__Instructions for the task__: Reproduce the records from the first line through the line containing "current-date: 10月14日周五 — [139, 358, 218, 372]", substituting "earphones-icon" for "headphones-icon" and leaving everything else unchanged.
— start of Dataset entries —
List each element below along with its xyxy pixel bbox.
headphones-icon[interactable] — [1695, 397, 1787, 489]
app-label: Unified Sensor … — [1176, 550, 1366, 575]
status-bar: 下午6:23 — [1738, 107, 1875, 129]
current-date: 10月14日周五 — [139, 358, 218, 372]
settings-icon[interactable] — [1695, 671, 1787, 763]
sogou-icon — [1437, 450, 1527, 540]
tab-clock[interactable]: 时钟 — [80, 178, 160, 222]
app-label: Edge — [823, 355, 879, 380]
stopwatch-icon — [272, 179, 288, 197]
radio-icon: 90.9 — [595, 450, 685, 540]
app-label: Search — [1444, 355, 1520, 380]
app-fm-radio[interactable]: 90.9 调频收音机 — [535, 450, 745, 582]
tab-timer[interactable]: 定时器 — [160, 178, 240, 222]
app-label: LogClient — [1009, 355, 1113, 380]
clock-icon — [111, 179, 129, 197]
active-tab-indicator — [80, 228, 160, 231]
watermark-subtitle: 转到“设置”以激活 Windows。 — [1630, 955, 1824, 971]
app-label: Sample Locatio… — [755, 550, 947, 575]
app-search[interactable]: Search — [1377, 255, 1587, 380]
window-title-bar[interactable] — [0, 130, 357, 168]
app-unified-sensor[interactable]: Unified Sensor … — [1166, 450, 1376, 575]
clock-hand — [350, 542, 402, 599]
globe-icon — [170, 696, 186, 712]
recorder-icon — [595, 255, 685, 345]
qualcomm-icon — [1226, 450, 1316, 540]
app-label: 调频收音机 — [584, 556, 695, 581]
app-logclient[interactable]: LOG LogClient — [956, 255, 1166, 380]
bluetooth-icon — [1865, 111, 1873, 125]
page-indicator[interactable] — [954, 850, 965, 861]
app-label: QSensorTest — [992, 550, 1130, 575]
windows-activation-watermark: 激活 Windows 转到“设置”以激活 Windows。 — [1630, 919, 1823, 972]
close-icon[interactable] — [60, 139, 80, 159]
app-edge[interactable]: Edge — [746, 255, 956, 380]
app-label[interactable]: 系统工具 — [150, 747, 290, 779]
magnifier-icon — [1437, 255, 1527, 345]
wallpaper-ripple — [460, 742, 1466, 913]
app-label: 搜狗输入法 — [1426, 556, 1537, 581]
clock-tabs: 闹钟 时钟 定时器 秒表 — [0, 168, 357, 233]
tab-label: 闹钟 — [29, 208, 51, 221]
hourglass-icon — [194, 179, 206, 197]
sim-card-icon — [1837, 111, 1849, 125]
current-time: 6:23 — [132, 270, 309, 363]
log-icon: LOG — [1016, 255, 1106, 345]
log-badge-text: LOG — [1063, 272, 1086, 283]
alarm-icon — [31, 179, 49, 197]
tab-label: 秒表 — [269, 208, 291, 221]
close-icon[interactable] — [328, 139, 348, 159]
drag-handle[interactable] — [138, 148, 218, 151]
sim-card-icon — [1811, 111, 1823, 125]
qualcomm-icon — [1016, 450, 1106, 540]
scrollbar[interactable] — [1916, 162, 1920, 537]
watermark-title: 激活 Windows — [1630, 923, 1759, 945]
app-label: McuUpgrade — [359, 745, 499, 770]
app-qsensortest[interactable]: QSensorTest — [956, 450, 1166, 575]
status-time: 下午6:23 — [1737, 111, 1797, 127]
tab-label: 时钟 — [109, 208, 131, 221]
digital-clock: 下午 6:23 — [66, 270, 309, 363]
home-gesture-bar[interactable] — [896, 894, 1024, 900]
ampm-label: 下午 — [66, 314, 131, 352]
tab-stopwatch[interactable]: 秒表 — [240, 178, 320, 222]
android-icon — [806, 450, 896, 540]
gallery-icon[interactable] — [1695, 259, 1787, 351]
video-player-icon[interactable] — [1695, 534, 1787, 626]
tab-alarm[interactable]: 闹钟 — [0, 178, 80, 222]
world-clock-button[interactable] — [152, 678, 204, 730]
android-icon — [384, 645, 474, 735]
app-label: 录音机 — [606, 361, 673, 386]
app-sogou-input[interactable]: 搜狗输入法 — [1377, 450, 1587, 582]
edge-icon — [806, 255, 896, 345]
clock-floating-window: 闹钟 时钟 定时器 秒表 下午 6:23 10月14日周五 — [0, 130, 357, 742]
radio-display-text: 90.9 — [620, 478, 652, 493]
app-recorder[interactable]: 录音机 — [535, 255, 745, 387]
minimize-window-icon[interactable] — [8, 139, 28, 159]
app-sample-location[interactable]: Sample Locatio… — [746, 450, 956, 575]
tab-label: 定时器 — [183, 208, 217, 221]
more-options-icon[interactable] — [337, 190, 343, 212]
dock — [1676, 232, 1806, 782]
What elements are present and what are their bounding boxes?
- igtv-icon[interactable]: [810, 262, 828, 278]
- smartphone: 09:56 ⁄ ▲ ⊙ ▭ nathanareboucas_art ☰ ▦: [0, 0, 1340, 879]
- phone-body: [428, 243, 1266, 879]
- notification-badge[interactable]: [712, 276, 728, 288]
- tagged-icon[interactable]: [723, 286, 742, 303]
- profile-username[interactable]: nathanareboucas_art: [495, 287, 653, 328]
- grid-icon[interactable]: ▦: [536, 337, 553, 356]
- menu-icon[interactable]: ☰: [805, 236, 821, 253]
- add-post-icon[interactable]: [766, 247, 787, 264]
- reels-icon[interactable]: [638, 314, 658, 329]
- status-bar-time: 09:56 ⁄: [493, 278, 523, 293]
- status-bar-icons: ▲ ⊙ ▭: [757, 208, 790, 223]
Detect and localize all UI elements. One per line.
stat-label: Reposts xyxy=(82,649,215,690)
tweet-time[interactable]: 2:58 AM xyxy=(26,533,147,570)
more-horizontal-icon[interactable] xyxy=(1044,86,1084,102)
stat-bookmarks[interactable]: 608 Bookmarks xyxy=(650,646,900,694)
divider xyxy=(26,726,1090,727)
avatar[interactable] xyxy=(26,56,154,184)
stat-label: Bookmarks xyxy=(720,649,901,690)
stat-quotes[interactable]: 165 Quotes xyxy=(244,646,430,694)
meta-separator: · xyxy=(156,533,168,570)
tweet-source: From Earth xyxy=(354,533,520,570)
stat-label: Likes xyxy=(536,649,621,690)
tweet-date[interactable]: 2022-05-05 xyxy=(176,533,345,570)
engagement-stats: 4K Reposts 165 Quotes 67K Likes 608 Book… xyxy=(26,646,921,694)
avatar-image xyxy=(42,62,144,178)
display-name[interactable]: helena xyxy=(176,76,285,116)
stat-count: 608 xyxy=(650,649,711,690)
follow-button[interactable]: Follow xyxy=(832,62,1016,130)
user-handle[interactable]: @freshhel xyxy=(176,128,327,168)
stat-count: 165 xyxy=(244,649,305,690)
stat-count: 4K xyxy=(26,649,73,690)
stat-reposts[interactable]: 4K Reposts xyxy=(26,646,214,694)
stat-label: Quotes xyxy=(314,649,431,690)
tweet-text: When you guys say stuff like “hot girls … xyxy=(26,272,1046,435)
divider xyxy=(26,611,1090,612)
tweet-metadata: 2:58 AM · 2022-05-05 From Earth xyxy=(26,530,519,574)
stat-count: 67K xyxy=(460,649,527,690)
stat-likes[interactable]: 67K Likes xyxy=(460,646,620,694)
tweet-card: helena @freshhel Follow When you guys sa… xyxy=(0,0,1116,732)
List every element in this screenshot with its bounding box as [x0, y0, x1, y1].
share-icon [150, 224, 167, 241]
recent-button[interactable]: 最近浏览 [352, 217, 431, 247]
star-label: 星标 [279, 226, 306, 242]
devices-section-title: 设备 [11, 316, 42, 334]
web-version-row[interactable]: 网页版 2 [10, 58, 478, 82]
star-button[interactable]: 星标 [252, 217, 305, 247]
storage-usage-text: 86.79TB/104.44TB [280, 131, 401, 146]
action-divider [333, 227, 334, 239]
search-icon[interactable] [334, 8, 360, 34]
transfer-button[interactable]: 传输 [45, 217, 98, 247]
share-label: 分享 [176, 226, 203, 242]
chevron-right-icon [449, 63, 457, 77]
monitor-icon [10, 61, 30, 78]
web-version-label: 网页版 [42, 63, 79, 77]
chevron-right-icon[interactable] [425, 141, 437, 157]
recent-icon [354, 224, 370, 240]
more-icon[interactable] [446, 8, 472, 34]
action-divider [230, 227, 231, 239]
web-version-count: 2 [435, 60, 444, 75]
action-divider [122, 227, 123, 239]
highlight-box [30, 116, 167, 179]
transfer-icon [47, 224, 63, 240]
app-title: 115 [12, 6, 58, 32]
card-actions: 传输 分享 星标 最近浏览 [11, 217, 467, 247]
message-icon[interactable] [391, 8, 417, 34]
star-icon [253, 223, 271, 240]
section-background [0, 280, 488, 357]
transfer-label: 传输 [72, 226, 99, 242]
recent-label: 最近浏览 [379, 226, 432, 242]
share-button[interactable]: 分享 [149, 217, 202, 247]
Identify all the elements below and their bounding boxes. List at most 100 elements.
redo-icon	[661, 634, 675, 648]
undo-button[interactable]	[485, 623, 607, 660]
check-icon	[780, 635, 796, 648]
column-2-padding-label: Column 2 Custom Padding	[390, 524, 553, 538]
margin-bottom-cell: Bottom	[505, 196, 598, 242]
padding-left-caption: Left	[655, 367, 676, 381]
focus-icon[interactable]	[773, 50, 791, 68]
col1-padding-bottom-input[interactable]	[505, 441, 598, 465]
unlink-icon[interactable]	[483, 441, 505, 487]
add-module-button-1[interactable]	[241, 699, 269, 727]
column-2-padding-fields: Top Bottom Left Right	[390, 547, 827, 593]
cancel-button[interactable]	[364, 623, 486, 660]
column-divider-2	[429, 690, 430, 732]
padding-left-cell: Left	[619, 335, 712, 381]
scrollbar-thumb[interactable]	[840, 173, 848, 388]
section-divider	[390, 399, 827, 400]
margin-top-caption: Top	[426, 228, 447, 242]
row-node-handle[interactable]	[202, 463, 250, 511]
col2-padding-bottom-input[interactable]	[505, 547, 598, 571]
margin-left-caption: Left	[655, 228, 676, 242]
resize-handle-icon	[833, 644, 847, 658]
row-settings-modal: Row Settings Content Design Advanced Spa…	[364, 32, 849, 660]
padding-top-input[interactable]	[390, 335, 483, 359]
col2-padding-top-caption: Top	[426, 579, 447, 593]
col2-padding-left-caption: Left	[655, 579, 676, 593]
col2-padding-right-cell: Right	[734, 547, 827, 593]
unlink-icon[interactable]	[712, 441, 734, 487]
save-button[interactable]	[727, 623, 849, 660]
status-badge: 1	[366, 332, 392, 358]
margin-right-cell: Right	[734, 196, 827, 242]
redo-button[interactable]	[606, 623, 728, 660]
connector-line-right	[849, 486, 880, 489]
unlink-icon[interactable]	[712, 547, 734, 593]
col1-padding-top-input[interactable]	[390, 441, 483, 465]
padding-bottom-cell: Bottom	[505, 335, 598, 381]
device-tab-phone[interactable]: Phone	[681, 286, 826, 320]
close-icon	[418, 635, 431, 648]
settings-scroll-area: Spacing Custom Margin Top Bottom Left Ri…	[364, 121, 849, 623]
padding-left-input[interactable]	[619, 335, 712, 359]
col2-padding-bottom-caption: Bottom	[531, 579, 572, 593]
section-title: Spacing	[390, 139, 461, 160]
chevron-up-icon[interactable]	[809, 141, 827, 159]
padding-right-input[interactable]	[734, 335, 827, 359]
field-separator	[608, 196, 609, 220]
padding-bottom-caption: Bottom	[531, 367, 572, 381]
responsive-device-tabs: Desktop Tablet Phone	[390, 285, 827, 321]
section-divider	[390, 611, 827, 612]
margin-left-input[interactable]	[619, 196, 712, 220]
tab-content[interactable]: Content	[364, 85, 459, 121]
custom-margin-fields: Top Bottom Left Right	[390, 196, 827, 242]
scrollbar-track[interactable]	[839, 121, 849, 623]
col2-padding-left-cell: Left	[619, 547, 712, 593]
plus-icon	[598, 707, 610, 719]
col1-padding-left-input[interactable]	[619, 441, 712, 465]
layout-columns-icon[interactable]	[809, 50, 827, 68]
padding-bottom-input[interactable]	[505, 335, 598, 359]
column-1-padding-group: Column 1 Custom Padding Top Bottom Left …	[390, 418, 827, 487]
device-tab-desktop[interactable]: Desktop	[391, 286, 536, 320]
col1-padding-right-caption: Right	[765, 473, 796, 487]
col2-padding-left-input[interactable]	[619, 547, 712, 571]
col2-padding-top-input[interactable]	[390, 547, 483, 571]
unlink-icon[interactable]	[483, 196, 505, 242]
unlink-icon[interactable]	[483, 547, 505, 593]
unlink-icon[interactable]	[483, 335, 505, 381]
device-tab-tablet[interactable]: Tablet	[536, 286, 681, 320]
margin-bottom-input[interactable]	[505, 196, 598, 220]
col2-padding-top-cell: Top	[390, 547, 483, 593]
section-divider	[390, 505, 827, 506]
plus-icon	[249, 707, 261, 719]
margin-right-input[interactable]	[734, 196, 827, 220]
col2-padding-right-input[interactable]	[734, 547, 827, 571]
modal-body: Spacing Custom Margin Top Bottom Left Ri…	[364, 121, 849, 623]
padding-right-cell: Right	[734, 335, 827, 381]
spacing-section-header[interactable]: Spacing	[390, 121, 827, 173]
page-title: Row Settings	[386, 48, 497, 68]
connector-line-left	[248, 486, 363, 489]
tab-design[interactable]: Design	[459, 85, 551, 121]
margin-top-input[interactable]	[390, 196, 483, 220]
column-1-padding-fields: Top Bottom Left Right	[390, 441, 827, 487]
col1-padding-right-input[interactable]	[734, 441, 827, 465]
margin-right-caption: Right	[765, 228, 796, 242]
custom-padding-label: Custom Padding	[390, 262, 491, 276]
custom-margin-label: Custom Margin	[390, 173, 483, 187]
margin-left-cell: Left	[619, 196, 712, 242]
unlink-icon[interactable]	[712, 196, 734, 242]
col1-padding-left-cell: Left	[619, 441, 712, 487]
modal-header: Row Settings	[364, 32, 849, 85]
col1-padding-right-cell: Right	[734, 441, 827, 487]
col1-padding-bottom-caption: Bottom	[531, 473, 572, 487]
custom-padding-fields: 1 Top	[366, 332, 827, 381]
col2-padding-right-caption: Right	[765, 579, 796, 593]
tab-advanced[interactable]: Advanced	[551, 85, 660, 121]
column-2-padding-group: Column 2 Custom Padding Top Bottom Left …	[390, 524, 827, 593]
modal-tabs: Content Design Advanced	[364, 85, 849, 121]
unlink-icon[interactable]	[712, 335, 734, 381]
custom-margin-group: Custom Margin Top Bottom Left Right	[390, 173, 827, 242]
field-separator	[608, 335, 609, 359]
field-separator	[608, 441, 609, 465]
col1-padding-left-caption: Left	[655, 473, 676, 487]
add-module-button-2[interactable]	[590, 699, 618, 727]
— end of Dataset entries —
__Response to this task__:
List each element below along with its xyxy pixel bbox.
earphones-icon[interactable] — [1695, 397, 1787, 489]
app-label: Unified Sensor … — [1176, 550, 1366, 575]
status-bar: 下午6:23 — [1738, 107, 1875, 129]
current-date: 10月14日周五 — [139, 358, 218, 372]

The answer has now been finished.